Records from a collection:
◇ ◇ ◇ ◇ ◇

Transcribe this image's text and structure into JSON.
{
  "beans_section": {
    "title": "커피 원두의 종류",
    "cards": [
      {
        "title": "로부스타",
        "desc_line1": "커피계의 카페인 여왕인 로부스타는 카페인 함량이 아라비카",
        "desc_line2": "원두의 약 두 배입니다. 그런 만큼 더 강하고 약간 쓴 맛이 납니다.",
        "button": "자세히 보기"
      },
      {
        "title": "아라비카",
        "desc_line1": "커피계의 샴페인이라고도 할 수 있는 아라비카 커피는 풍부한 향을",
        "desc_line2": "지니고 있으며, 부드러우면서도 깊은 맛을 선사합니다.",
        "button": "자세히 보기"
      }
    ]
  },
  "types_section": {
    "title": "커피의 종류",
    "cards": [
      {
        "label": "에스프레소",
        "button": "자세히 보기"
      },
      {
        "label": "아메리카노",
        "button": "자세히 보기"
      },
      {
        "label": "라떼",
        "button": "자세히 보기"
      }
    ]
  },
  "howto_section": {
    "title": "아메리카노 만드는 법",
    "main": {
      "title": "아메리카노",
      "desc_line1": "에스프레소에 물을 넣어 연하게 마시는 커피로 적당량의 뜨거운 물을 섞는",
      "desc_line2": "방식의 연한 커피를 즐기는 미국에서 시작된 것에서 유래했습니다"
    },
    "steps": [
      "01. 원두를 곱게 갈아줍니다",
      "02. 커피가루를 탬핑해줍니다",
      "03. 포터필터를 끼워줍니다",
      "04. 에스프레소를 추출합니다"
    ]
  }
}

◇ ◇ ◇ ◇ ◇

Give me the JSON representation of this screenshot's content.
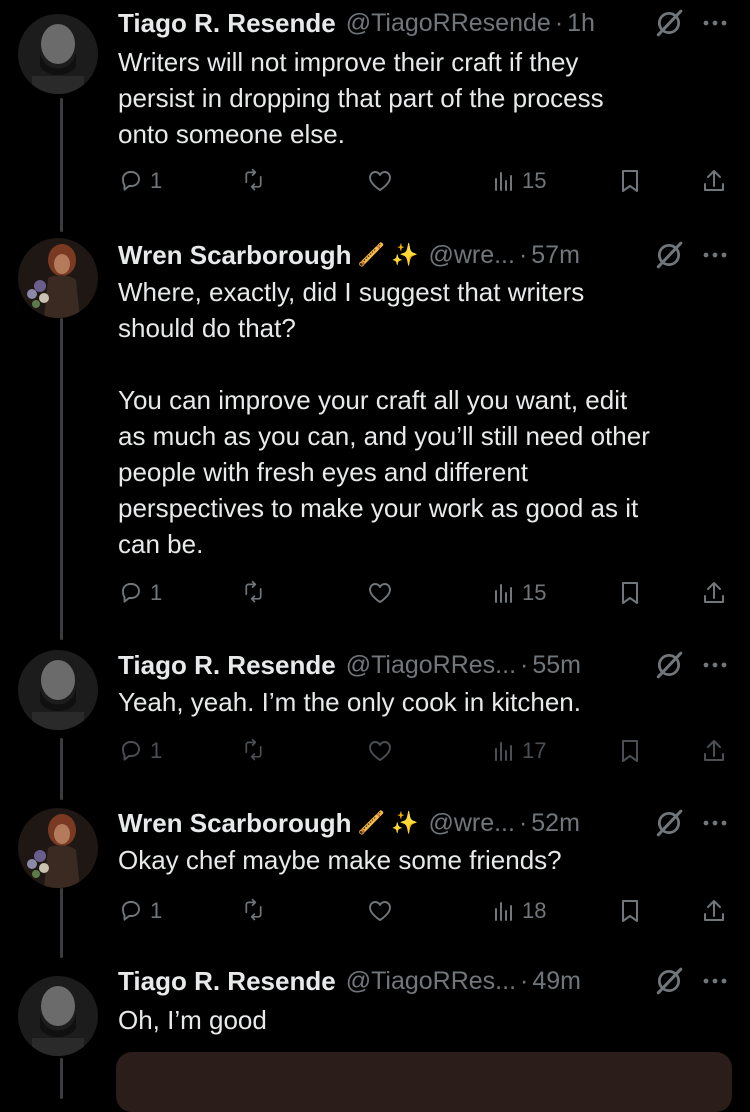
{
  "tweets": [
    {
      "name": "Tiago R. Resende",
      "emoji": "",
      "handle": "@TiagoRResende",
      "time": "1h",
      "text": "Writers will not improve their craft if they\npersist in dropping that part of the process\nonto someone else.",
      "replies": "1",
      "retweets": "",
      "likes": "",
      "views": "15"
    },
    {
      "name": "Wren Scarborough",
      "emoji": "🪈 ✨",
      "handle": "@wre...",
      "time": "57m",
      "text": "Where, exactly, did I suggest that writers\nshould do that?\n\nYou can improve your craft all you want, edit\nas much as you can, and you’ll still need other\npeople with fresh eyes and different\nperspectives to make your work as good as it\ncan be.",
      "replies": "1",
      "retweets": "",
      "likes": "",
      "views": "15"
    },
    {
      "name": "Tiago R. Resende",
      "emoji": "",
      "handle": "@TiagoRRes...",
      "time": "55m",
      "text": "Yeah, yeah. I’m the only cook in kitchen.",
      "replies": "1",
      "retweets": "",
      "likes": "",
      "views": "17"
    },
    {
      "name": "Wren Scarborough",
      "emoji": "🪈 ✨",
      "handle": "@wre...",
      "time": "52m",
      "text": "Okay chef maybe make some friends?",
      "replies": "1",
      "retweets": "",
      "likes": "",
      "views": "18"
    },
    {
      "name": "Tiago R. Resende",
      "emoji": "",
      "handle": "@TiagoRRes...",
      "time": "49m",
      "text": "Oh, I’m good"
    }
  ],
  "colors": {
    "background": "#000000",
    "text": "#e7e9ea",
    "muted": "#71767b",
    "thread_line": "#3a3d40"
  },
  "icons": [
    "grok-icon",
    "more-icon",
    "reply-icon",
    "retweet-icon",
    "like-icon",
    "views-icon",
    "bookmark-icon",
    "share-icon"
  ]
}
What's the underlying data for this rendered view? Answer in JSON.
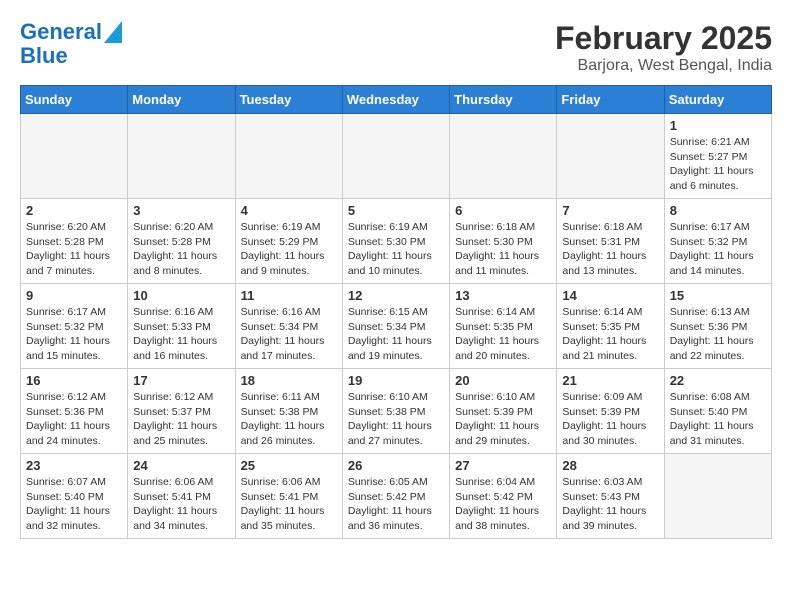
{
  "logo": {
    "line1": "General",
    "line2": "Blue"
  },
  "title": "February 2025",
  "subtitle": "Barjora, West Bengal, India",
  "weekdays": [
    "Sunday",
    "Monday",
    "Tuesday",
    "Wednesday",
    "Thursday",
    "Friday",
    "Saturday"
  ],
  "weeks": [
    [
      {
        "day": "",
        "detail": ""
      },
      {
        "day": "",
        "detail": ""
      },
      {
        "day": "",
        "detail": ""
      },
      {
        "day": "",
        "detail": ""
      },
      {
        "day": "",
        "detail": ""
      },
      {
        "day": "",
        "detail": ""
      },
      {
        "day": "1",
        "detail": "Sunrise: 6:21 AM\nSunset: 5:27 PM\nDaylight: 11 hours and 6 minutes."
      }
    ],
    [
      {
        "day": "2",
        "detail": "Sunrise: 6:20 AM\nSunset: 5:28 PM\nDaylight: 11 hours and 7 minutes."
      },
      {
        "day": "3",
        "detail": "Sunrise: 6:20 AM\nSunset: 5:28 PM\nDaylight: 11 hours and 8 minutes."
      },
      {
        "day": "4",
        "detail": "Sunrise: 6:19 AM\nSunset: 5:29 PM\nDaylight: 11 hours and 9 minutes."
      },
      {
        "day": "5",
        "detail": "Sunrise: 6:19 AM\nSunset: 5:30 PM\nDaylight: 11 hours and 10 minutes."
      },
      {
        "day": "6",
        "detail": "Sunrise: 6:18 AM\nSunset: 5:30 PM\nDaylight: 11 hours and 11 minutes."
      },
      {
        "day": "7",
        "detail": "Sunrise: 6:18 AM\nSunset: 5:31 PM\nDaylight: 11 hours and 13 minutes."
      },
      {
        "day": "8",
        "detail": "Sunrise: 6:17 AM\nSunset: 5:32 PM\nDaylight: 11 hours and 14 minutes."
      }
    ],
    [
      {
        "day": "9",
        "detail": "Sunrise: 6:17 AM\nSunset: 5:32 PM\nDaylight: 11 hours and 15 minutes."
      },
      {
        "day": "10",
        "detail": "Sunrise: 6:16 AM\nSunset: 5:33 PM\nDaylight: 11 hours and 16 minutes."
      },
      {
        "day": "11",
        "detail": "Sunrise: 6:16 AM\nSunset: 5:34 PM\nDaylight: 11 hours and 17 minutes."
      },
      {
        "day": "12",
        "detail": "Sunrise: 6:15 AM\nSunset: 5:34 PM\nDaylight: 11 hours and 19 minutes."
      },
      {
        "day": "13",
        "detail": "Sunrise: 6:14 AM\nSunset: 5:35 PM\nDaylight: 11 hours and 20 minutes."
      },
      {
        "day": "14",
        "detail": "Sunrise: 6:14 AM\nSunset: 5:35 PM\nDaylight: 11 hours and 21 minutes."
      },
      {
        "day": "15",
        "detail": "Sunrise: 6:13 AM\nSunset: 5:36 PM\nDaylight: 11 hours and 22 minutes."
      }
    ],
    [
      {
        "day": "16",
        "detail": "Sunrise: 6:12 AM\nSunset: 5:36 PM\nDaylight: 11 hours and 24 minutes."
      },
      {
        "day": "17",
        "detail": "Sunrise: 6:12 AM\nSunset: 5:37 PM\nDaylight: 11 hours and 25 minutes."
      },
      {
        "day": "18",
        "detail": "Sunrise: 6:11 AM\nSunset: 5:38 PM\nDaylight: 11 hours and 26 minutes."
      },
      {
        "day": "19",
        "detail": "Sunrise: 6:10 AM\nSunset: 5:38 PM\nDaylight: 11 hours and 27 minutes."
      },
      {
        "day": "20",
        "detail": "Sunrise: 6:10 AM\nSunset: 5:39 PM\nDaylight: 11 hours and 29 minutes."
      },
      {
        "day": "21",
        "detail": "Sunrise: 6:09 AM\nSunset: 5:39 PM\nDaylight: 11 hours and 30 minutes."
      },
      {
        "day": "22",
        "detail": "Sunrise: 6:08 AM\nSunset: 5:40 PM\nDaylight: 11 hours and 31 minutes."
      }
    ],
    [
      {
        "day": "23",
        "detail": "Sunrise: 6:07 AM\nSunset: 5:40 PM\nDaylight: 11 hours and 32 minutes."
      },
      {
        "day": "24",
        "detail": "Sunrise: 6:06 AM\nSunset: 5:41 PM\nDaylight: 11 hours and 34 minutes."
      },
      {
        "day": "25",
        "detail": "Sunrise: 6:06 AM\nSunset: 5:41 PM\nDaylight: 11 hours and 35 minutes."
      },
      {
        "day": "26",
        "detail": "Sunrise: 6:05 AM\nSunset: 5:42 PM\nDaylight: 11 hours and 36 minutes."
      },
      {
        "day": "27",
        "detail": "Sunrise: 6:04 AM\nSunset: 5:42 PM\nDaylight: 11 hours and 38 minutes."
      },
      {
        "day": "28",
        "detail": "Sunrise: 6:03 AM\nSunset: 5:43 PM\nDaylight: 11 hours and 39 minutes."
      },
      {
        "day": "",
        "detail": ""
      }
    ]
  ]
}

◇ ◇ ◇ ◇ ◇

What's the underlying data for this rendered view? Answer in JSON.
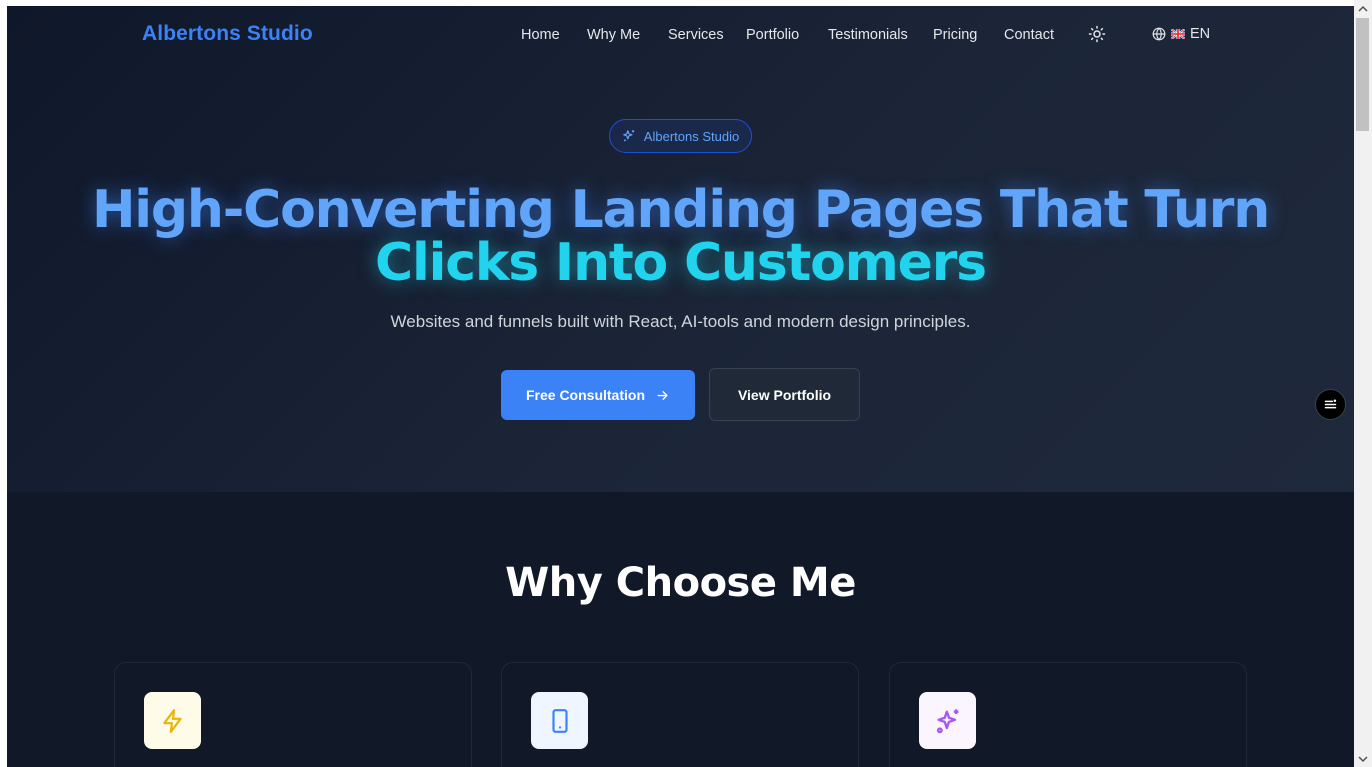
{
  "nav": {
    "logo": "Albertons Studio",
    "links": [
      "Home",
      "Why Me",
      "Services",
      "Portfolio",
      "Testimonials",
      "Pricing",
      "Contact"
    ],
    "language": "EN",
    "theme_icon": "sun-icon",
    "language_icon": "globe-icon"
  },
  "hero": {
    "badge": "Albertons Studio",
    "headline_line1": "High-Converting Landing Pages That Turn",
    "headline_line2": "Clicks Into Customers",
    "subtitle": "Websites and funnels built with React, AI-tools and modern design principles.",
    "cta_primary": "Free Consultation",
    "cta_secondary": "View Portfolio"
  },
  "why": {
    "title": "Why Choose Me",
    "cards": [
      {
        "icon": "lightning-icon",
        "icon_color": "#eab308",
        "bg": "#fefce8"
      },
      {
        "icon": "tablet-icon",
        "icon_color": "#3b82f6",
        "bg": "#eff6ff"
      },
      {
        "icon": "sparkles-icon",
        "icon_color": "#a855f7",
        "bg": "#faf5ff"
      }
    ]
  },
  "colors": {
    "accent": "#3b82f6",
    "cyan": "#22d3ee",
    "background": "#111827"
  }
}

◇ ◇ ◇ ◇ ◇

> **Short exercise**
Above are the records; copy every line in them that holds the word "craft".

> **Solution below**
      "text": "Writers will not improve their craft if they\npersist in dropping that part of the process\nonto someone else.",
      "text": "Where, exactly, did I suggest that writers\nshould do that?\n\nYou can improve your craft all you want, edit\nas much as you can, and you’ll still need other\npeople with fresh eyes and different\nperspectives to make your work as good as it\ncan be.",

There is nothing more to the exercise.